- **Problem details**
Extract the records in full, leaving every picture out.
(begin)
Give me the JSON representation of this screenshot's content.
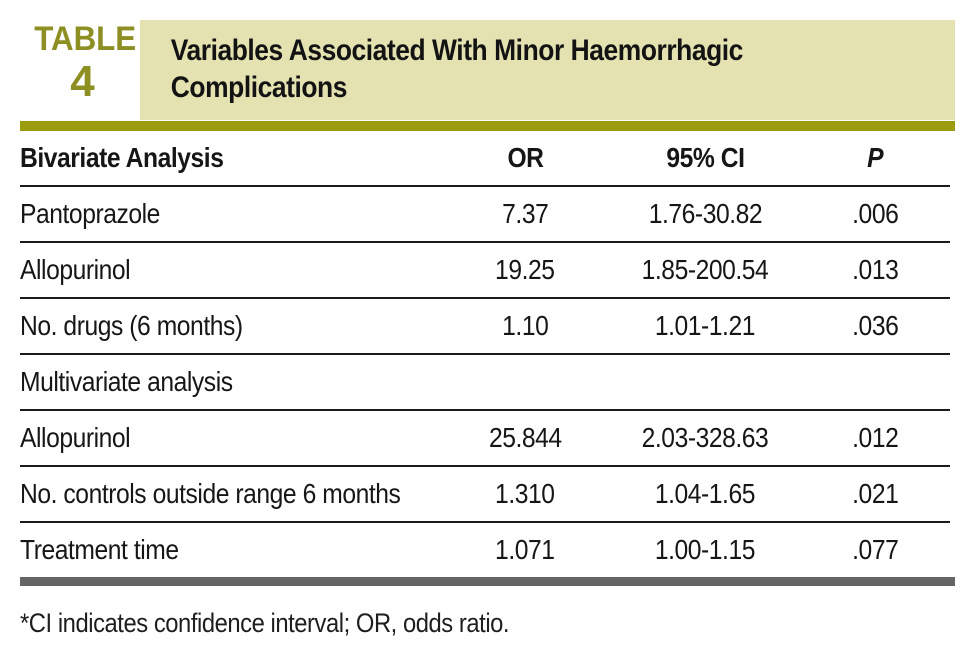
{
  "badge": {
    "word": "TABLE",
    "number": "4"
  },
  "title": "Variables Associated With Minor Haemorrhagic Complications",
  "columns": [
    "Bivariate Analysis",
    "OR",
    "95% CI",
    "P"
  ],
  "rows": [
    {
      "label": "Pantoprazole",
      "or": "7.37",
      "ci": "1.76-30.82",
      "p": ".006"
    },
    {
      "label": "Allopurinol",
      "or": "19.25",
      "ci": "1.85-200.54",
      "p": ".013"
    },
    {
      "label": "No. drugs (6 months)",
      "or": "1.10",
      "ci": "1.01-1.21",
      "p": ".036"
    },
    {
      "label": "Multivariate analysis",
      "or": "",
      "ci": "",
      "p": ""
    },
    {
      "label": "Allopurinol",
      "or": "25.844",
      "ci": "2.03-328.63",
      "p": ".012"
    },
    {
      "label": "No. controls outside range 6 months",
      "or": "1.310",
      "ci": "1.04-1.65",
      "p": ".021"
    },
    {
      "label": "Treatment time",
      "or": "1.071",
      "ci": "1.00-1.15",
      "p": ".077"
    }
  ],
  "footnote": "*CI indicates confidence interval; OR, odds ratio.",
  "colors": {
    "olive_text": "#8e8f23",
    "olive_rule": "#9b9b0e",
    "title_background": "#e4e2b1",
    "gray_rule": "#646464",
    "text": "#161616"
  }
}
(end)
- **Solution for this task**
Give me the JSON representation of this screenshot's content.
{
  "badge": {
    "word": "TABLE",
    "number": "4"
  },
  "title": "Variables Associated With Minor Haemorrhagic Complications",
  "columns": [
    "Bivariate Analysis",
    "OR",
    "95% CI",
    "P"
  ],
  "rows": [
    {
      "label": "Pantoprazole",
      "or": "7.37",
      "ci": "1.76-30.82",
      "p": ".006"
    },
    {
      "label": "Allopurinol",
      "or": "19.25",
      "ci": "1.85-200.54",
      "p": ".013"
    },
    {
      "label": "No. drugs (6 months)",
      "or": "1.10",
      "ci": "1.01-1.21",
      "p": ".036"
    },
    {
      "label": "Multivariate analysis",
      "or": "",
      "ci": "",
      "p": ""
    },
    {
      "label": "Allopurinol",
      "or": "25.844",
      "ci": "2.03-328.63",
      "p": ".012"
    },
    {
      "label": "No. controls outside range 6 months",
      "or": "1.310",
      "ci": "1.04-1.65",
      "p": ".021"
    },
    {
      "label": "Treatment time",
      "or": "1.071",
      "ci": "1.00-1.15",
      "p": ".077"
    }
  ],
  "footnote": "*CI indicates confidence interval; OR, odds ratio.",
  "colors": {
    "olive_text": "#8e8f23",
    "olive_rule": "#9b9b0e",
    "title_background": "#e4e2b1",
    "gray_rule": "#646464",
    "text": "#161616"
  }
}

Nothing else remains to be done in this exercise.